Look below for the line with "Read the values", then repeat it and all lines after it, exactly, minus any pictures.
____
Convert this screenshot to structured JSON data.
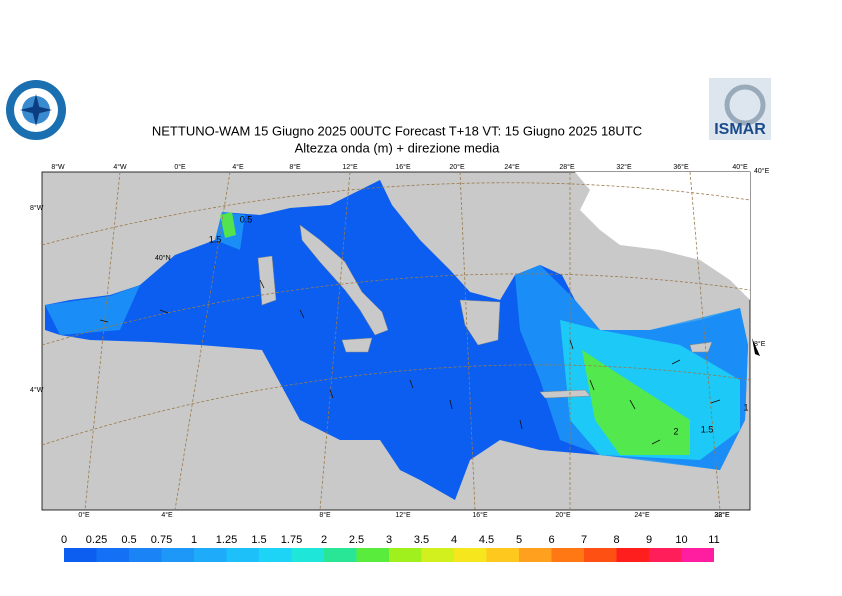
{
  "header": {
    "title": "NETTUNO-WAM  15   Giugno  2025 00UTC Forecast T+18 VT: 15   Giugno  2025 18UTC",
    "subtitle": "Altezza onda (m) + direzione media",
    "logo_text": "ISMAR"
  },
  "graticule": {
    "top": [
      "8°W",
      "4°W",
      "0°E",
      "4°E",
      "8°E",
      "12°E",
      "16°E",
      "20°E",
      "24°E",
      "28°E",
      "32°E",
      "36°E",
      "40°E"
    ],
    "left": [
      "8°W",
      "40°N",
      "4°W"
    ],
    "bottom": [
      "0°E",
      "4°E",
      "8°E",
      "12°E",
      "16°E",
      "20°E",
      "24°E",
      "28°E",
      "32°E"
    ],
    "right": [
      "40°E",
      "8°E"
    ]
  },
  "contour_labels": [
    "1.5",
    "0.5",
    "2",
    "1.5",
    "1"
  ],
  "colorbar": {
    "labels": [
      "0",
      "0.25",
      "0.5",
      "0.75",
      "1",
      "1.25",
      "1.5",
      "1.75",
      "2",
      "2.5",
      "3",
      "3.5",
      "4",
      "4.5",
      "5",
      "6",
      "7",
      "8",
      "9",
      "10",
      "11"
    ],
    "colors": [
      "#0b5ef0",
      "#1470f4",
      "#1a84f6",
      "#1e98f8",
      "#1eacfa",
      "#1ec0fa",
      "#1ed4f6",
      "#1ee6d8",
      "#28e696",
      "#5aec3c",
      "#a0f01e",
      "#d2f01e",
      "#f5e61e",
      "#ffc81e",
      "#ffa01e",
      "#ff7814",
      "#ff5014",
      "#ff1e1e",
      "#ff1e5a",
      "#ff1ea0"
    ]
  }
}
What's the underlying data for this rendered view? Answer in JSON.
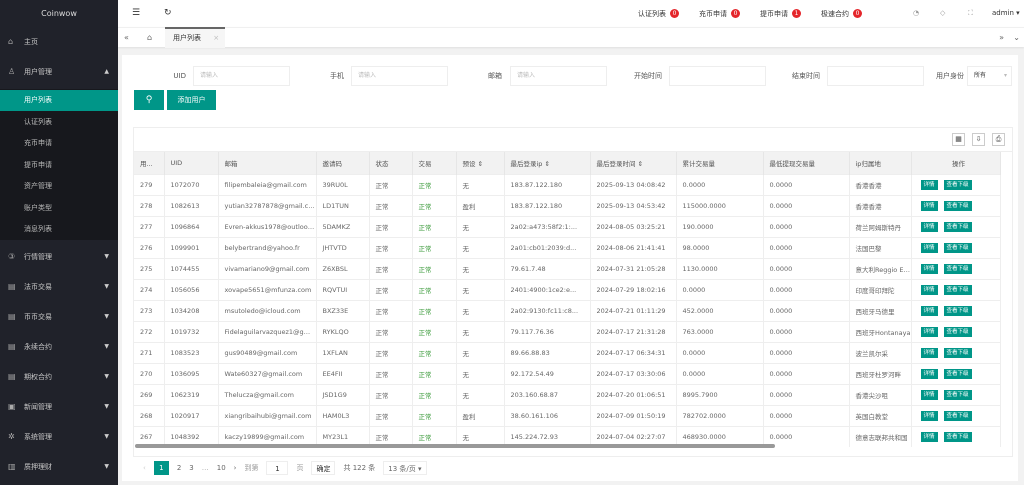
{
  "app": {
    "title": "Coinwow"
  },
  "sidebar": {
    "items": [
      {
        "label": "主页",
        "icon": "home-icon"
      },
      {
        "label": "用户管理",
        "icon": "user-icon",
        "expanded": true,
        "children": [
          "用户列表",
          "认证列表",
          "充币申请",
          "提币申请",
          "资产管理",
          "账户类型",
          "消息列表"
        ],
        "active": "用户列表"
      },
      {
        "label": "行情管理",
        "icon": "market-icon"
      },
      {
        "label": "法币交易",
        "icon": "chart-icon"
      },
      {
        "label": "币币交易",
        "icon": "chart-icon"
      },
      {
        "label": "永续合约",
        "icon": "chart-icon"
      },
      {
        "label": "期权合约",
        "icon": "chart-icon"
      },
      {
        "label": "新闻管理",
        "icon": "news-icon"
      },
      {
        "label": "系统管理",
        "icon": "gear-icon"
      },
      {
        "label": "质押理财",
        "icon": "finance-icon"
      }
    ]
  },
  "header": {
    "notices": [
      {
        "label": "认证列表",
        "count": "0"
      },
      {
        "label": "充币申请",
        "count": "0"
      },
      {
        "label": "提币申请",
        "count": "1"
      },
      {
        "label": "极速合约",
        "count": "0"
      }
    ],
    "user": "admin"
  },
  "tabs": {
    "active": "用户列表",
    "close": "×"
  },
  "filters": {
    "uid_label": "UID",
    "phone_label": "手机",
    "email_label": "邮箱",
    "start_label": "开始时间",
    "end_label": "结束时间",
    "role_label": "用户身份",
    "placeholder": "请输入",
    "role_value": "所有",
    "add_user": "添加用户"
  },
  "table": {
    "columns": [
      "用...",
      "UID",
      "邮箱",
      "邀请码",
      "状态",
      "交易",
      "预设 ⇕",
      "最后登录ip ⇕",
      "最后登录时间 ⇕",
      "累计交易量",
      "最低提现交易量",
      "ip归属地",
      "操作"
    ],
    "actions": [
      "详情",
      "查看下级"
    ],
    "rows": [
      [
        "279",
        "1072070",
        "filipembaleia@gmail.com",
        "39RU0L",
        "正常",
        "正常",
        "无",
        "183.87.122.180",
        "2025-09-13 04:08:42",
        "0.0000",
        "0.0000",
        "香港香港"
      ],
      [
        "278",
        "1082613",
        "yutian32787878@gmail.com",
        "LD1TUN",
        "正常",
        "正常",
        "盈利",
        "183.87.122.180",
        "2025-09-13 04:53:42",
        "115000.0000",
        "0.0000",
        "香港香港"
      ],
      [
        "277",
        "1096864",
        "Evren-akkus1978@outlook.com",
        "5DAMKZ",
        "正常",
        "正常",
        "无",
        "2a02:a473:58f2:1:...",
        "2024-08-05 03:25:21",
        "190.0000",
        "0.0000",
        "荷兰阿姆斯特丹"
      ],
      [
        "276",
        "1099901",
        "belybertrand@yahoo.fr",
        "JHTVTD",
        "正常",
        "正常",
        "无",
        "2a01:cb01:2039:d...",
        "2024-08-06 21:41:41",
        "98.0000",
        "0.0000",
        "法国巴黎"
      ],
      [
        "275",
        "1074455",
        "vivamariano9@gmail.com",
        "Z6XBSL",
        "正常",
        "正常",
        "无",
        "79.61.7.48",
        "2024-07-31 21:05:28",
        "1130.0000",
        "0.0000",
        "意大利Reggio Emilia"
      ],
      [
        "274",
        "1056056",
        "xovape5651@mfunza.com",
        "RQVTUI",
        "正常",
        "正常",
        "无",
        "2401:4900:1ce2:e...",
        "2024-07-29 18:02:16",
        "0.0000",
        "0.0000",
        "印度哥印拜陀"
      ],
      [
        "273",
        "1034208",
        "msutoledo@icloud.com",
        "BXZ33E",
        "正常",
        "正常",
        "无",
        "2a02:9130:fc11:c8...",
        "2024-07-21 01:11:29",
        "452.0000",
        "0.0000",
        "西班牙马德里"
      ],
      [
        "272",
        "1019732",
        "Fidelaguilarvazquez1@gmail.com",
        "RYKLQO",
        "正常",
        "正常",
        "无",
        "79.117.76.36",
        "2024-07-17 21:31:28",
        "763.0000",
        "0.0000",
        "西班牙Hontanaya"
      ],
      [
        "271",
        "1083523",
        "gus90489@gmail.com",
        "1XFLAN",
        "正常",
        "正常",
        "无",
        "89.66.88.83",
        "2024-07-17 06:34:31",
        "0.0000",
        "0.0000",
        "波兰凯尔采"
      ],
      [
        "270",
        "1036095",
        "Wate60327@gmail.com",
        "EE4FII",
        "正常",
        "正常",
        "无",
        "92.172.54.49",
        "2024-07-17 03:30:06",
        "0.0000",
        "0.0000",
        "西班牙杜罗河畔"
      ],
      [
        "269",
        "1062319",
        "Thelucza@gmail.com",
        "JSD1G9",
        "正常",
        "正常",
        "无",
        "203.160.68.87",
        "2024-07-20 01:06:51",
        "8995.7900",
        "0.0000",
        "香港尖沙咀"
      ],
      [
        "268",
        "1020917",
        "xiangribaihubi@gmail.com",
        "HAM0L3",
        "正常",
        "正常",
        "盈利",
        "38.60.161.106",
        "2024-07-09 01:50:19",
        "782702.0000",
        "0.0000",
        "英国白教堂"
      ],
      [
        "267",
        "1048392",
        "kaczy19899@gmail.com",
        "MY23L1",
        "正常",
        "正常",
        "无",
        "145.224.72.93",
        "2024-07-04 02:27:07",
        "468930.0000",
        "0.0000",
        "德意志联邦共和国"
      ]
    ]
  },
  "pagination": {
    "pages": [
      "1",
      "2",
      "3",
      "…",
      "10"
    ],
    "current": "1",
    "goto_label": "到第",
    "goto_value": "1",
    "page_unit": "页",
    "confirm": "确定",
    "total": "共 122 条",
    "page_size": "13 条/页"
  },
  "colors": {
    "accent": "#009688",
    "sidebar": "#20222a",
    "badge": "#e4262b"
  }
}
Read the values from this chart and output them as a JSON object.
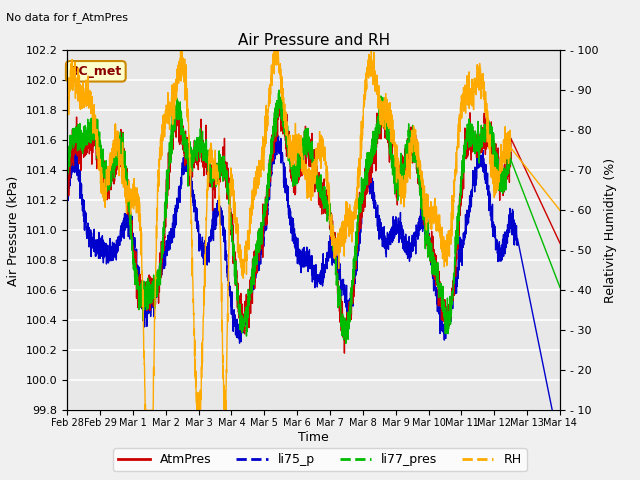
{
  "title": "Air Pressure and RH",
  "top_left_text": "No data for f_AtmPres",
  "annotation_box": "BC_met",
  "xlabel": "Time",
  "ylabel_left": "Air Pressure (kPa)",
  "ylabel_right": "Relativity Humidity (%)",
  "ylim_left": [
    99.8,
    102.2
  ],
  "ylim_right": [
    10,
    100
  ],
  "bg_color": "#f0f0f0",
  "plot_bg_color": "#e8e8e8",
  "series_colors": {
    "AtmPres": "#cc0000",
    "li75_p": "#0000cc",
    "li77_pres": "#00bb00",
    "RH": "#ffaa00"
  },
  "x_tick_labels": [
    "Feb 28",
    "Feb 29",
    "Mar 1",
    "Mar 2",
    "Mar 3",
    "Mar 4",
    "Mar 5",
    "Mar 6",
    "Mar 7",
    "Mar 8",
    "Mar 9",
    "Mar 10",
    "Mar 11",
    "Mar 12",
    "Mar 13",
    "Mar 14"
  ],
  "yticks_left": [
    99.8,
    100.0,
    100.2,
    100.4,
    100.6,
    100.8,
    101.0,
    101.2,
    101.4,
    101.6,
    101.8,
    102.0,
    102.2
  ],
  "yticks_right": [
    10,
    20,
    30,
    40,
    50,
    60,
    70,
    80,
    90,
    100
  ],
  "figsize": [
    6.4,
    4.8
  ],
  "dpi": 100
}
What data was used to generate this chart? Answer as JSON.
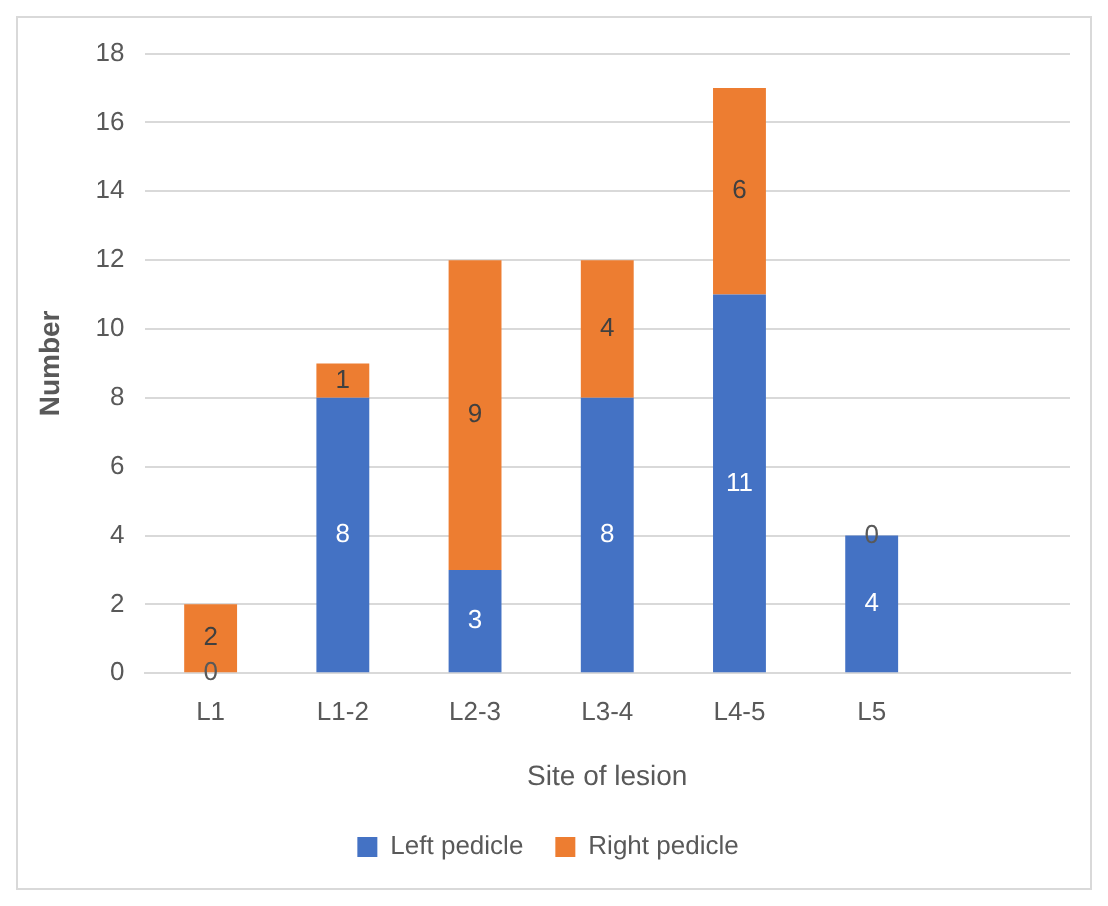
____
_Written reply_.
Read the values from this chart and output them as a JSON object.
{
  "title": "Air Pressure and RH",
  "top_left_text": "No data for f_AtmPres",
  "annotation_box": "BC_met",
  "xlabel": "Time",
  "ylabel_left": "Air Pressure (kPa)",
  "ylabel_right": "Relativity Humidity (%)",
  "ylim_left": [
    99.8,
    102.2
  ],
  "ylim_right": [
    10,
    100
  ],
  "bg_color": "#f0f0f0",
  "plot_bg_color": "#e8e8e8",
  "series_colors": {
    "AtmPres": "#cc0000",
    "li75_p": "#0000cc",
    "li77_pres": "#00bb00",
    "RH": "#ffaa00"
  },
  "x_tick_labels": [
    "Feb 28",
    "Feb 29",
    "Mar 1",
    "Mar 2",
    "Mar 3",
    "Mar 4",
    "Mar 5",
    "Mar 6",
    "Mar 7",
    "Mar 8",
    "Mar 9",
    "Mar 10",
    "Mar 11",
    "Mar 12",
    "Mar 13",
    "Mar 14"
  ],
  "yticks_left": [
    99.8,
    100.0,
    100.2,
    100.4,
    100.6,
    100.8,
    101.0,
    101.2,
    101.4,
    101.6,
    101.8,
    102.0,
    102.2
  ],
  "yticks_right": [
    10,
    20,
    30,
    40,
    50,
    60,
    70,
    80,
    90,
    100
  ],
  "figsize": [
    6.4,
    4.8
  ],
  "dpi": 100
}
What data was used to generate this chart? Answer as JSON.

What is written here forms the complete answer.